▸ 次の課題
(1) 中空粒子についての本文を「太平洋セメント、高機能中空粒子で軽量性や断熱性 平均粒子径10μm以下」から「粒度を調整後、焼成し、発泡させ製造する。」まで全部書き直せ。その際、「ガラスバルーン」を「ガラス中空球」に置き換えること。
(2) 中空粒子についての本文の続きを、最後の文の後から書け。

▸ 本文
....
太平洋セメント、高機能中空粒子で軽量性や断熱性 平均粒子径10μm以下
昨今の環境負荷低減や省エネルギー対応を受け、断熱機能のニーズが高まる。塗料も同様に断熱性を謳う商品販売が増えてきている。また、塗料だけではなく、一般産業製品でも断熱性と併せ、軽量性も付加させるといった物性改良を実現する機能性添加剤が期待されている。
こうした機能要求に対し、太平洋セメントでは粒子内部に空隙を有する中空粒子のラインアップを揃え市場展開している。
※「資料ダウンロード」より、新製品セルスフィアーズのカタログ(材質、基本物性、試験値等)がダウンロードできます。
中空粒子とは
中空粒子とは、中空バルーンとも言われ、名前のとおり、粒子内部に空洞を有するバルーン上の粒子である。無機系の中空粒子としてフライアッシュバルーンとガラスバルーンが知られており、前者は中空の石炭灰であり、後者はガラスを原料に製造している。
フライアッシュバルーンの製造方法は、火力発電所から排出された石炭灰を水に投入して中空の石炭灰を浮遊選別する。その後、乾燥・分級工程を経て、各種用途に適した製品に仕上げる。一方ガラスバルーンは、ガラス粒度を調整後、焼成し、発泡させ製造する。
....
▸ 与えられた記録
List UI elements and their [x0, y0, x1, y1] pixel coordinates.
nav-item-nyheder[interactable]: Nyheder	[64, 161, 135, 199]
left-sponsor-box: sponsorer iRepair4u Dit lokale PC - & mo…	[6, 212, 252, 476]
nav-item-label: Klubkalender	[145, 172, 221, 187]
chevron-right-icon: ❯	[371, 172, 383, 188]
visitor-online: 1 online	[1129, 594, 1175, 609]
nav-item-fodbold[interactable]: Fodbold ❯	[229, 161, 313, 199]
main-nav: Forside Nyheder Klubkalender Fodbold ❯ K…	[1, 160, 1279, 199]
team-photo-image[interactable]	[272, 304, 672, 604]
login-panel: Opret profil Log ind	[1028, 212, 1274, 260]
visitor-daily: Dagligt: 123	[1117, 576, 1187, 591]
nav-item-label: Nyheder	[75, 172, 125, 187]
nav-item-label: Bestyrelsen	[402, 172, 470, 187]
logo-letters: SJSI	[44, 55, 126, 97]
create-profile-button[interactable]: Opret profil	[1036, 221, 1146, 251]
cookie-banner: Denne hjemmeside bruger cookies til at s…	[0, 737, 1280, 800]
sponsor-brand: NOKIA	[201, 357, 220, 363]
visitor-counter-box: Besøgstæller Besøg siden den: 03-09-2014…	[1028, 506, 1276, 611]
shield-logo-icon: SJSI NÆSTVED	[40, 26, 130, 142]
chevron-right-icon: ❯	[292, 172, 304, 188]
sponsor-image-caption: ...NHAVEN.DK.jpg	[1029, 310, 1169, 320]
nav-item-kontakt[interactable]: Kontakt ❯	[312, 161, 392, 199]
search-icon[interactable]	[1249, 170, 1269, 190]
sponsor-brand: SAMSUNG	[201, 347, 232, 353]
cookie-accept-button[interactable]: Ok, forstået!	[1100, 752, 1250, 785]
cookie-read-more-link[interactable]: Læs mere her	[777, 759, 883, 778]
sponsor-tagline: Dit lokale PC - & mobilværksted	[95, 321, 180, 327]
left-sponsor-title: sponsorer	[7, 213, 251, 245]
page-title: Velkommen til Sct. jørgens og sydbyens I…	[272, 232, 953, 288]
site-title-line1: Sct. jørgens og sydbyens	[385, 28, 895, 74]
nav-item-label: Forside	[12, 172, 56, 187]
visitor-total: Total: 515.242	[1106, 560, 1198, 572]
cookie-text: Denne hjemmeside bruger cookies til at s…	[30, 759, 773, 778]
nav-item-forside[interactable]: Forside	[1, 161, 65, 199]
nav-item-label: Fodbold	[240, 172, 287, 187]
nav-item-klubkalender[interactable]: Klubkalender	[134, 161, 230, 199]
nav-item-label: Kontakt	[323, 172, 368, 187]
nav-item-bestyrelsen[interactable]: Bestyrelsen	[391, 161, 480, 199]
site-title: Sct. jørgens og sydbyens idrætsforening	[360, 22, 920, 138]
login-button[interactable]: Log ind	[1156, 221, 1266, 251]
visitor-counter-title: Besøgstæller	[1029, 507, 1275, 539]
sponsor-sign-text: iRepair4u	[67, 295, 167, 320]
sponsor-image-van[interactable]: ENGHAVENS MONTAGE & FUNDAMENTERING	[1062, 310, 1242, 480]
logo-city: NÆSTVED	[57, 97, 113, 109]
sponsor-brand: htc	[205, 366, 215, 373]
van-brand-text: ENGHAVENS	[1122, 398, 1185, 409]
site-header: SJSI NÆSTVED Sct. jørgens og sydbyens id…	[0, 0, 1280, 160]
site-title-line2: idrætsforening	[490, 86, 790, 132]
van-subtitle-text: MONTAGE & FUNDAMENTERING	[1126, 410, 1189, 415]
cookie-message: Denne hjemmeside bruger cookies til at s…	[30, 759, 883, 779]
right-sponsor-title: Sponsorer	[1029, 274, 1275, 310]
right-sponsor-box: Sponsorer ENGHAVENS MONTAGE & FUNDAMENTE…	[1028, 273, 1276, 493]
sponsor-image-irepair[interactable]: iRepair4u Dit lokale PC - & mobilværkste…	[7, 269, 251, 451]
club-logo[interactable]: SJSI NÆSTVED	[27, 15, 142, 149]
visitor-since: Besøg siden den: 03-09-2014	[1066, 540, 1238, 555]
....
▸ 解答
(1)
太平洋セメント、高機能中空粒子で軽量性や断熱性 平均粒子径10μm以下
昨今の環境負荷低減や省エネルギー対応を受け、断熱機能のニーズが高まる。塗料も同様に断熱性を謳う商品販売が増えてきている。また、塗料だけではなく、一般産業製品でも断熱性と併せ、軽量性も付加させるといった物性改良を実現する機能性添加剤が期待されている。
こうした機能要求に対し、太平洋セメントでは粒子内部に空隙を有する中空粒子のラインアップを揃え市場展開している。
※「資料ダウンロード」より、新製品セルスフィアーズのカタログ(材質、基本物性、試験値等)がダウンロードできます。
中空粒子とは
中空粒子とは、中空バルーンとも言われ、名前のとおり、粒子内部に空洞を有するバルーン上の粒子である。無機系の中空粒子としてフライアッシュバルーンとガラス中空球が知られており、前者は中空の石炭灰であり、後者はガラスを原料に製造している。
フライアッシュバルーンの製造方法は、火力発電所から排出された石炭灰を水に投入して中空の石炭灰を浮遊選別する。その後、乾燥・分級工程を経て、各種用途に適した製品に仕上げる。一方ガラス中空球は、ガラス粒度を調整後、焼成し、発泡させ製造する。

(2)
空洞の形状を保持することで、断熱性や軽量性等の機能付与が可能となり、主にシーリング材や塗料、パテ、建材や耐火物等の添加剤として使用されている。添加のメリットとして、収縮防止、流動性付与なども挙げられる。
平均粒子径10μm以下、中空率70%以上確保で機能性材料用途に
太平洋セメントの中空粒子商材であるフライアッシュバルーン「イースフィアーズ」は、塗料等で採用実績があり、豪州産の石炭灰を原料としたセラミック粒子である。粒径ごと(300μm~75μm粒子)に5グレードを揃えている。用途としては、塗料の他、接着剤、研削用砥石、熱硬化性樹脂、FRPパネル、陶壁等にも広がっている。
そして、中空粒子の新製品として「セルスフィアーズ®」を開発。新規の塗料用フィラーに加え、家電製品や小型電子部材、樹脂製品への適用に優れる品種「セルスフィアーズ®-NF」も揃えている。
同製品は、アルミナ硼珪酸ガラスを素材にした工業製品。天然の中空バルーンなど従来品より粒径が小さいことが最大の特徴で、平均粒子径(D50)は10μm以下。そのため薄膜化、小型化が図れる中空粒子である。無機系の中空粒子でこの粒子径範囲に該当する製品は市場になかったため、各種機能性材料用途の展開が期待されている。
また、微細な中空粒子にかかわらず、中空率は70%以上を確保。そのため、空気に近い特性を有し、軽量性や断熱性に優れる。さらには、無機ガラスで構成されるため、700℃の高温暴露時にも中空状態を保持する。
粒子自体は白色のため、顔料との色合わせも可能。顧客の声として、「白色度を上げたい、マット化したい」というニーズから採用を検討している例もあるそうだ。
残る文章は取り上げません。